**Required task**
Each entry below is to be transcribed exactly.

::: Input :::

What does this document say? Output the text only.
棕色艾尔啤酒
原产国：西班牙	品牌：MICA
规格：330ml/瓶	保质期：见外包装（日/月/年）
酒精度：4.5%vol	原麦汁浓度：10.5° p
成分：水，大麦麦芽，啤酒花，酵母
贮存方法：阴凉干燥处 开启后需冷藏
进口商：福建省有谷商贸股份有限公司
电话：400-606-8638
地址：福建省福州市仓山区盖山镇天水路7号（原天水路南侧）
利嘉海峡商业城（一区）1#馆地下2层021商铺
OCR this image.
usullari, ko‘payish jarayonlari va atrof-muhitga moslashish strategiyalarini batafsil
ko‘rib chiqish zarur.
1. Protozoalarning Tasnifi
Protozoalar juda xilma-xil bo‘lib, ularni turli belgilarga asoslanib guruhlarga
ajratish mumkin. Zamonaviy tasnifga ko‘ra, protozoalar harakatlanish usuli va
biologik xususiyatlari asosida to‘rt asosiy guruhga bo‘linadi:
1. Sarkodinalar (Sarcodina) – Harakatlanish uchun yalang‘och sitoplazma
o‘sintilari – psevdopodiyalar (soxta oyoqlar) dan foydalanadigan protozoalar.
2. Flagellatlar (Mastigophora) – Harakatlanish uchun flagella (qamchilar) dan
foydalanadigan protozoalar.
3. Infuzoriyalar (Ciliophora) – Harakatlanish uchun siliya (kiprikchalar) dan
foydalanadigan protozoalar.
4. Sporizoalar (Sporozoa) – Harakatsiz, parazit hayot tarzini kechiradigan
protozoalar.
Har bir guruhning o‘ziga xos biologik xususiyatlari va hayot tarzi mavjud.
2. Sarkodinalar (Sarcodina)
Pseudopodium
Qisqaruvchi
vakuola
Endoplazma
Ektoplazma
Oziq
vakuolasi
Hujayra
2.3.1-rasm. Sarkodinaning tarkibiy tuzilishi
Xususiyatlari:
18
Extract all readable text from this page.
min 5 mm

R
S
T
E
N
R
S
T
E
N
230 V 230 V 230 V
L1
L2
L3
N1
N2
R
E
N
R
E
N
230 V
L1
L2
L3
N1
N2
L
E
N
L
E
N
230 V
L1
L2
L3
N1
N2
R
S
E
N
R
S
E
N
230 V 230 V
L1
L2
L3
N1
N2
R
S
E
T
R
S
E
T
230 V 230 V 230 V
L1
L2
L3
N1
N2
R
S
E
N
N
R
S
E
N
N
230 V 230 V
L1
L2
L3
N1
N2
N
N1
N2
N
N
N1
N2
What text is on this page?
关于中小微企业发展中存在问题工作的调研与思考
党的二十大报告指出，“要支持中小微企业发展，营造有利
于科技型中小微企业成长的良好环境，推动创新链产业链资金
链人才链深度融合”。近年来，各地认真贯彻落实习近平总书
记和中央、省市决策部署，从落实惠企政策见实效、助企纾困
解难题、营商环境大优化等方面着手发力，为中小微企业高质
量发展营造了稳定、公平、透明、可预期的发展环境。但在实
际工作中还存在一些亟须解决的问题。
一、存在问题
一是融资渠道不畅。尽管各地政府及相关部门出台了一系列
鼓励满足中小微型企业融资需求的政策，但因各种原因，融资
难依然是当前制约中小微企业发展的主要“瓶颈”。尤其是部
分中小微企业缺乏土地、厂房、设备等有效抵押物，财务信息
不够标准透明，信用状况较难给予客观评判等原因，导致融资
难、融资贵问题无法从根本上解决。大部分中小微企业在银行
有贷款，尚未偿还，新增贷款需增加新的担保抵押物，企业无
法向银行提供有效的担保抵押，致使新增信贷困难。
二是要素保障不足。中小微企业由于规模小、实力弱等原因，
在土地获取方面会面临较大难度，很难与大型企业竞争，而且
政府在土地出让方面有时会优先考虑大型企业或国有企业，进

:::

**Solution for this exercise**
What does this document say? Output the text only.
棕色艾尔啤酒
原产国：西班牙	品牌：MICA
规格：330ml/瓶	保质期：见外包装（日/月/年）
酒精度：4.5%vol	原麦汁浓度：10.5° p
成分：水，大麦麦芽，啤酒花，酵母
贮存方法：阴凉干燥处 开启后需冷藏
进口商：福建省有谷商贸股份有限公司
电话：400-606-8638
地址：福建省福州市仓山区盖山镇天水路7号（原天水路南侧）
利嘉海峡商业城（一区）1#馆地下2层021商铺
OCR this image.
usullari, ko‘payish jarayonlari va atrof-muhitga moslashish strategiyalarini batafsil
ko‘rib chiqish zarur.
1. Protozoalarning Tasnifi
Protozoalar juda xilma-xil bo‘lib, ularni turli belgilarga asoslanib guruhlarga
ajratish mumkin. Zamonaviy tasnifga ko‘ra, protozoalar harakatlanish usuli va
biologik xususiyatlari asosida to‘rt asosiy guruhga bo‘linadi:
1. Sarkodinalar (Sarcodina) – Harakatlanish uchun yalang‘och sitoplazma
o‘sintilari – psevdopodiyalar (soxta oyoqlar) dan foydalanadigan protozoalar.
2. Flagellatlar (Mastigophora) – Harakatlanish uchun flagella (qamchilar) dan
foydalanadigan protozoalar.
3. Infuzoriyalar (Ciliophora) – Harakatlanish uchun siliya (kiprikchalar) dan
foydalanadigan protozoalar.
4. Sporizoalar (Sporozoa) – Harakatsiz, parazit hayot tarzini kechiradigan
protozoalar.
Har bir guruhning o‘ziga xos biologik xususiyatlari va hayot tarzi mavjud.
2. Sarkodinalar (Sarcodina)
Pseudopodium
Qisqaruvchi
vakuola
Endoplazma
Ektoplazma
Oziq
vakuolasi
Hujayra
2.3.1-rasm. Sarkodinaning tarkibiy tuzilishi
Xususiyatlari:
18
Extract all readable text from this page.
min 5 mm

R
S
T
E
N
R
S
T
E
N
230 V 230 V 230 V
L1
L2
L3
N1
N2
R
E
N
R
E
N
230 V
L1
L2
L3
N1
N2
L
E
N
L
E
N
230 V
L1
L2
L3
N1
N2
R
S
E
N
R
S
E
N
230 V 230 V
L1
L2
L3
N1
N2
R
S
E
T
R
S
E
T
230 V 230 V 230 V
L1
L2
L3
N1
N2
R
S
E
N
N
R
S
E
N
N
230 V 230 V
L1
L2
L3
N1
N2
N
N1
N2
N
N
N1
N2
What text is on this page?
关于中小微企业发展中存在问题工作的调研与思考
党的二十大报告指出，“要支持中小微企业发展，营造有利
于科技型中小微企业成长的良好环境，推动创新链产业链资金
链人才链深度融合”。近年来，各地认真贯彻落实习近平总书
记和中央、省市决策部署，从落实惠企政策见实效、助企纾困
解难题、营商环境大优化等方面着手发力，为中小微企业高质
量发展营造了稳定、公平、透明、可预期的发展环境。但在实
际工作中还存在一些亟须解决的问题。
一、存在问题
一是融资渠道不畅。尽管各地政府及相关部门出台了一系列
鼓励满足中小微型企业融资需求的政策，但因各种原因，融资
难依然是当前制约中小微企业发展的主要“瓶颈”。尤其是部
分中小微企业缺乏土地、厂房、设备等有效抵押物，财务信息
不够标准透明，信用状况较难给予客观评判等原因，导致融资
难、融资贵问题无法从根本上解决。大部分中小微企业在银行
有贷款，尚未偿还，新增贷款需增加新的担保抵押物，企业无
法向银行提供有效的担保抵押，致使新增信贷困难。
二是要素保障不足。中小微企业由于规模小、实力弱等原因，
在土地获取方面会面临较大难度，很难与大型企业竞争，而且
政府在土地出让方面有时会优先考虑大型企业或国有企业，进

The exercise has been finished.